*REQUIREMENTS*
Scan the records for the string "Kowalik"; copy each line where it occurs.

━━━━━ DATASET

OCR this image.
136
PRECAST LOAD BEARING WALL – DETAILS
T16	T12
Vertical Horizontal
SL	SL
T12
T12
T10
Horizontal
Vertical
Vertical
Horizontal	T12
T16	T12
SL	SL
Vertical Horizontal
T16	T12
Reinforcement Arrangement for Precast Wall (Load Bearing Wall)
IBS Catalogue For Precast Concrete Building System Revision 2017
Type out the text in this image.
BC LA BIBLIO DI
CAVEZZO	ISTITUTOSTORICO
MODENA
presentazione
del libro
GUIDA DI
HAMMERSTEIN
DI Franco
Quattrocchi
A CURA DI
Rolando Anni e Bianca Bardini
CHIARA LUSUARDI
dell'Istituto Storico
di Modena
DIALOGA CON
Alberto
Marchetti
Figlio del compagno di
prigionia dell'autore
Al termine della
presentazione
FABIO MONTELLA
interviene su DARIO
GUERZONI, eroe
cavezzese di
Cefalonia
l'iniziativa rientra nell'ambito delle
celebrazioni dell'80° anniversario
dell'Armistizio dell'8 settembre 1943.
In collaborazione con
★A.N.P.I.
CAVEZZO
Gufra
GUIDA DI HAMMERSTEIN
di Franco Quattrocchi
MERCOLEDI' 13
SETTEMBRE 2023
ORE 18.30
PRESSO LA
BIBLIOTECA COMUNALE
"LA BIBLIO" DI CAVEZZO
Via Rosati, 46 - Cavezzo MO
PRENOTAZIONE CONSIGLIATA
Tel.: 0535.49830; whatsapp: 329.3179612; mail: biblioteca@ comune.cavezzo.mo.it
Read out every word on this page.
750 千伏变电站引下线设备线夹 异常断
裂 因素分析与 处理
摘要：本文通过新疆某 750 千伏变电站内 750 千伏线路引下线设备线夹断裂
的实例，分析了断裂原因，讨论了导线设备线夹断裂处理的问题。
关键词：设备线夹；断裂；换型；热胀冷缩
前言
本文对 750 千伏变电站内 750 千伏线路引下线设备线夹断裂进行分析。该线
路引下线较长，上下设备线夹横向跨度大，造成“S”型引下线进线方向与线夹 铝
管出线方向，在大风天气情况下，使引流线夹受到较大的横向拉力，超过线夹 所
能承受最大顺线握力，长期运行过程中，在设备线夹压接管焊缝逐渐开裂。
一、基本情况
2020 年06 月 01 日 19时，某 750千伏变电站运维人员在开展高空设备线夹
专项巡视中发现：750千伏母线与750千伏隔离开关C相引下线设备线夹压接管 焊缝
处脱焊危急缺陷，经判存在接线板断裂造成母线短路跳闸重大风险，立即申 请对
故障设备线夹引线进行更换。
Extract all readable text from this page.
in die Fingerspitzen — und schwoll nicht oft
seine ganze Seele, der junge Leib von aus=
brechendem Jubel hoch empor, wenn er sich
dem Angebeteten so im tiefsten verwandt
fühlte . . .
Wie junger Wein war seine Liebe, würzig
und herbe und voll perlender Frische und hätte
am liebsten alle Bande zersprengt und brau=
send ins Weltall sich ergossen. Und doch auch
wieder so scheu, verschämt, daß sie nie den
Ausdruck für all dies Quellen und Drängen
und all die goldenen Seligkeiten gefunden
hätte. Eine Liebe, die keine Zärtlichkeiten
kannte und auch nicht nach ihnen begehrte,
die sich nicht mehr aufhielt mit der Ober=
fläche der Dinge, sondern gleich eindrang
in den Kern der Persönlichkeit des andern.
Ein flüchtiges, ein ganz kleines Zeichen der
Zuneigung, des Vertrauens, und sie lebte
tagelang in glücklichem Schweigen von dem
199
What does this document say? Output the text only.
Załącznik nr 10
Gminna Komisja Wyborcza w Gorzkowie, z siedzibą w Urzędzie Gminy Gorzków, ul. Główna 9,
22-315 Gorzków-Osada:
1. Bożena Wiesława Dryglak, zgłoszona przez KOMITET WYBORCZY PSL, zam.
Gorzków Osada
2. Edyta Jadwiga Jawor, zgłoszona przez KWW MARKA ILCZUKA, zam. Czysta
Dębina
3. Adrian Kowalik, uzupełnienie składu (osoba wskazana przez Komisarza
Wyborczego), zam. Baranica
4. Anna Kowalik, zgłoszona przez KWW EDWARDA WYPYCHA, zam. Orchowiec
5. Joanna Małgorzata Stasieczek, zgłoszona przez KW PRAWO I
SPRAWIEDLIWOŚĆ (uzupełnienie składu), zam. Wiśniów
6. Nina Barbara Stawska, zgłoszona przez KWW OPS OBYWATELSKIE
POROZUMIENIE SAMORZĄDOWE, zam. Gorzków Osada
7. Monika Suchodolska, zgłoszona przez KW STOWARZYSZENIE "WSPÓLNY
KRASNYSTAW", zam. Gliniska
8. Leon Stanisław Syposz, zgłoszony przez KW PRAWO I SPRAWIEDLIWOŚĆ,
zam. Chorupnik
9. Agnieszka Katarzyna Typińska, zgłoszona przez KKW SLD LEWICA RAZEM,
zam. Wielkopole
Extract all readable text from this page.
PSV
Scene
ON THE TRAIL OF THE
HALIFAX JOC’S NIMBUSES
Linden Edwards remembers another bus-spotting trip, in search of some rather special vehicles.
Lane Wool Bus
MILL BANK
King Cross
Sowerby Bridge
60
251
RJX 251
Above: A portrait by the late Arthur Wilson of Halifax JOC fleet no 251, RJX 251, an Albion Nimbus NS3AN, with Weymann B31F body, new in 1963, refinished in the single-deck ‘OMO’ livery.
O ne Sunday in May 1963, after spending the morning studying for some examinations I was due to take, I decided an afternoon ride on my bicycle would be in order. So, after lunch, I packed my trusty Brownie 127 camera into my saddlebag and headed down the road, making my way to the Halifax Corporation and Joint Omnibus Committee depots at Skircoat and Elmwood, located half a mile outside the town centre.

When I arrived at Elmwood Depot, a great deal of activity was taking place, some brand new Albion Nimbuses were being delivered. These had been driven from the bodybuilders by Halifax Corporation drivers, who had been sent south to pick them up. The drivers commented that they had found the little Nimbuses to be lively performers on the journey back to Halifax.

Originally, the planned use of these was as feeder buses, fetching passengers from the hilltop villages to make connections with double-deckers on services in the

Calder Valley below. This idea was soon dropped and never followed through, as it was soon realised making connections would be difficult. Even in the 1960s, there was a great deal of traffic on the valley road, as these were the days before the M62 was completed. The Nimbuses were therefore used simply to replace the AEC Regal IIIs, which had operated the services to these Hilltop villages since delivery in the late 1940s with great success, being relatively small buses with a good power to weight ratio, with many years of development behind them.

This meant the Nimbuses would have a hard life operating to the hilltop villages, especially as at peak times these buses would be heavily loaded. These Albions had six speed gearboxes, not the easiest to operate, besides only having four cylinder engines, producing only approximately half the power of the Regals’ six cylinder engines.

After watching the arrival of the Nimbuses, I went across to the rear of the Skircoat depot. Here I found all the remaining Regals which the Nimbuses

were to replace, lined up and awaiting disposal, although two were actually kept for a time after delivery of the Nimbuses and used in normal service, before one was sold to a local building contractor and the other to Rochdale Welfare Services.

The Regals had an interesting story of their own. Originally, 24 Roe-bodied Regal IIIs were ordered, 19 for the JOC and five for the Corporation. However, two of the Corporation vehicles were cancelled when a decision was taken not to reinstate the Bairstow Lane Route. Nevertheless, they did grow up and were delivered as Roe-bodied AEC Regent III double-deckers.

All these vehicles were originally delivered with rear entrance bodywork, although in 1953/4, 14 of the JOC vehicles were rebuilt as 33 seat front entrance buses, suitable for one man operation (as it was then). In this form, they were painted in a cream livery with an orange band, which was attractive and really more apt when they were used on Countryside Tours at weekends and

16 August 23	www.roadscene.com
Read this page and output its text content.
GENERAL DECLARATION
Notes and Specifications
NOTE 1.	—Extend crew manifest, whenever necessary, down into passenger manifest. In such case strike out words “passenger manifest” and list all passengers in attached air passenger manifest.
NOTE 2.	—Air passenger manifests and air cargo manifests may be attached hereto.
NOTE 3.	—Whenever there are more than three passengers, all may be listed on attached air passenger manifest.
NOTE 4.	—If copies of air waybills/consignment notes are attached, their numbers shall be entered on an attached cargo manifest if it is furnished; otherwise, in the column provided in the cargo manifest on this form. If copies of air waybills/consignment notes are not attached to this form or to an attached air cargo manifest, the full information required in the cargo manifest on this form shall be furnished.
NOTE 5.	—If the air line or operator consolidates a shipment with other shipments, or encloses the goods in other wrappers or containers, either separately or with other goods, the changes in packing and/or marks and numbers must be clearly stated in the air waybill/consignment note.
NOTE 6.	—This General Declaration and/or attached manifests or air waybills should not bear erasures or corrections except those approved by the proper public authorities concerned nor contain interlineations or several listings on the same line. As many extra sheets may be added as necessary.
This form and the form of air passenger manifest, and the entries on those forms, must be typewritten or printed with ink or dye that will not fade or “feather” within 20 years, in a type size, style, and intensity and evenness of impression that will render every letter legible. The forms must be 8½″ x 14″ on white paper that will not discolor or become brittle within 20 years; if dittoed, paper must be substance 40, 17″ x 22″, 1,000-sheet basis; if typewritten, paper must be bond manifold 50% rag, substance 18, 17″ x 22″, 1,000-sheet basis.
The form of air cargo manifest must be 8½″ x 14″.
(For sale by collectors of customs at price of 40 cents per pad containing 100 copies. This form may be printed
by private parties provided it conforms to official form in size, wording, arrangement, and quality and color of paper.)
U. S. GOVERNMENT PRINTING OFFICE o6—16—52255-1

━━━━━━━━━━

*OUTPUT OF THE TASK*
3. Adrian Kowalik, uzupełnienie składu (osoba wskazana przez Komisarza
4. Anna Kowalik, zgłoszona przez KWW EDWARDA WYPYCHA, zam. Orchowiec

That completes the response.